Dataset records on visual material —
········
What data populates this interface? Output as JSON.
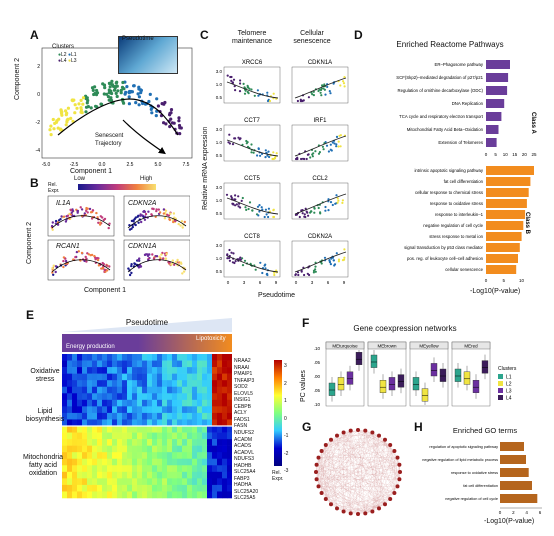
{
  "panels": {
    "A": "A",
    "B": "B",
    "C": "C",
    "D": "D",
    "E": "E",
    "F": "F",
    "G": "G",
    "H": "H"
  },
  "A": {
    "xlabel": "Component 1",
    "ylabel": "Component 2",
    "legend_title": "Clusters",
    "clusters": [
      "L1",
      "L2",
      "L3",
      "L4"
    ],
    "cluster_colors": {
      "L1": "#1f6fb4",
      "L2": "#f0e442",
      "L3": "#4a1f6e",
      "L4": "#2e8b57"
    },
    "pseudotime_label": "Pseudotime",
    "pseudo_ticks": [
      "0",
      "5",
      "10"
    ],
    "annotation": "Senescent\nTrajectory",
    "xticks": [
      "-5.0",
      "-2.5",
      "0.0",
      "2.5",
      "5.0",
      "7.5"
    ],
    "yticks": [
      "-4",
      "-2",
      "0",
      "2"
    ]
  },
  "B": {
    "legend_label": "Rel.\nExpr.",
    "low": "Low",
    "high": "High",
    "genes": [
      "IL1A",
      "CDKN2A",
      "RCAN1",
      "CDKN1A"
    ],
    "xlabel": "Component 1",
    "ylabel": "Component 2"
  },
  "C": {
    "col1": "Telomere\nmaintenance",
    "col2": "Cellular\nsenescence",
    "ylabel": "Relative mRNA expression",
    "xlabel": "Pseudotime",
    "genes_left": [
      "XRCC6",
      "CCT7",
      "CCT5",
      "CCT8"
    ],
    "genes_right": [
      "CDKN1A",
      "IRF1",
      "CCL2",
      "CDKN2A"
    ],
    "yticks": [
      "3.0",
      "1.0",
      "0.5"
    ],
    "xticks": [
      "0",
      "3",
      "6",
      "9"
    ]
  },
  "D": {
    "title": "Enriched Reactome Pathways",
    "xlabel": "-Log10(P-value)",
    "classA": "Class A",
    "classB": "Class B",
    "classA_color": "#6a3d9a",
    "classB_color": "#f28c1e",
    "classA_terms": [
      {
        "label": "ER–Phagosome pathway",
        "value": 12.5
      },
      {
        "label": "SCF(Skp2)–mediated degradation of p27/p21",
        "value": 11.5
      },
      {
        "label": "Regulation of ornithine decarboxylase (ODC)",
        "value": 11.0
      },
      {
        "label": "DNA Replication",
        "value": 9.5
      },
      {
        "label": "TCA cycle and respiratory electron transport",
        "value": 8.0
      },
      {
        "label": "Mitochondrial Fatty Acid Beta–Oxidation",
        "value": 6.5
      },
      {
        "label": "Extension of Telomeres",
        "value": 5.5
      }
    ],
    "classA_ticks": [
      "0",
      "5",
      "10",
      "15",
      "20",
      "25"
    ],
    "classB_terms": [
      {
        "label": "intrinsic apoptotic signaling pathway",
        "value": 13.5
      },
      {
        "label": "fat cell differentiation",
        "value": 12.5
      },
      {
        "label": "cellular response to chemical stress",
        "value": 12.0
      },
      {
        "label": "response to oxidative stress",
        "value": 11.5
      },
      {
        "label": "response to interleukin–1",
        "value": 11.0
      },
      {
        "label": "negative regulation of cell cycle",
        "value": 10.5
      },
      {
        "label": "stress response to metal ion",
        "value": 10.0
      },
      {
        "label": "signal transduction by p53 class mediator",
        "value": 9.5
      },
      {
        "label": "pos. reg. of leukocyte cell–cell adhesion",
        "value": 9.0
      },
      {
        "label": "cellular senescence",
        "value": 8.5
      }
    ],
    "classB_ticks": [
      "0",
      "5",
      "10"
    ]
  },
  "E": {
    "title": "Pseudotime",
    "energy": "Energy production",
    "lipotoxicity": "Lipotoxicity",
    "groups": [
      {
        "label": "Oxidative\nstress",
        "genes": [
          "NRAA2",
          "NRAAI",
          "PMAIP1",
          "TNFAIP3",
          "SOD2"
        ]
      },
      {
        "label": "Lipid\nbiosynthesis",
        "genes": [
          "ELOVL5",
          "INSIG1",
          "CEBPB",
          "ACLY",
          "FADS1",
          "FASN"
        ]
      },
      {
        "label": "Mitochondria\nfatty acid\noxidation",
        "genes": [
          "NDUFS2",
          "ACADM",
          "ACADS",
          "ACADVL",
          "NDUFS3",
          "HADHB",
          "SLC25A4",
          "FABP3",
          "HADHA",
          "SLC25A20",
          "SLC25A5"
        ]
      }
    ],
    "scale_ticks": [
      "3",
      "2",
      "1",
      "0",
      "-1",
      "-2",
      "-3"
    ],
    "scale_label": "Rel.\nExpr."
  },
  "F": {
    "title": "Gene coexpression networks",
    "ylabel": "PC values",
    "modules": [
      "MEturquoise",
      "MEbrown",
      "MEyellow",
      "MEred"
    ],
    "legend_title": "Clusters",
    "clusters": [
      "L1",
      "L2",
      "L3",
      "L4"
    ],
    "colors": [
      "#2ca58d",
      "#f0e442",
      "#6b2fa0",
      "#3b1c5a"
    ],
    "yticks": [
      "0.10",
      "0.05",
      "0.00",
      "-0.05",
      "-0.10"
    ]
  },
  "G": {
    "label": "network"
  },
  "H": {
    "title": "Enriched GO terms",
    "xlabel": "-Log10(P-value)",
    "terms": [
      {
        "label": "regulation of apoptotic signaling pathway",
        "value": 3.6
      },
      {
        "label": "negative regulation of lipid metabolic process",
        "value": 3.9
      },
      {
        "label": "response to oxidative stress",
        "value": 4.3
      },
      {
        "label": "fat cell differentiation",
        "value": 4.8
      },
      {
        "label": "negative regulation of cell cycle",
        "value": 5.6
      }
    ],
    "ticks": [
      "0",
      "2",
      "4",
      "6"
    ],
    "color": "#b5651d"
  }
}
········
WHAT YOU WILL DO —
Wherever the word "response" appears in the records above, copy that line.

EXERCISE OUTPUT —
        "label": "cellular response to chemical stress",
        "label": "response to oxidative stress",
        "label": "response to interleukin–1",
        "label": "stress response to metal ion",
        "label": "response to oxidative stress",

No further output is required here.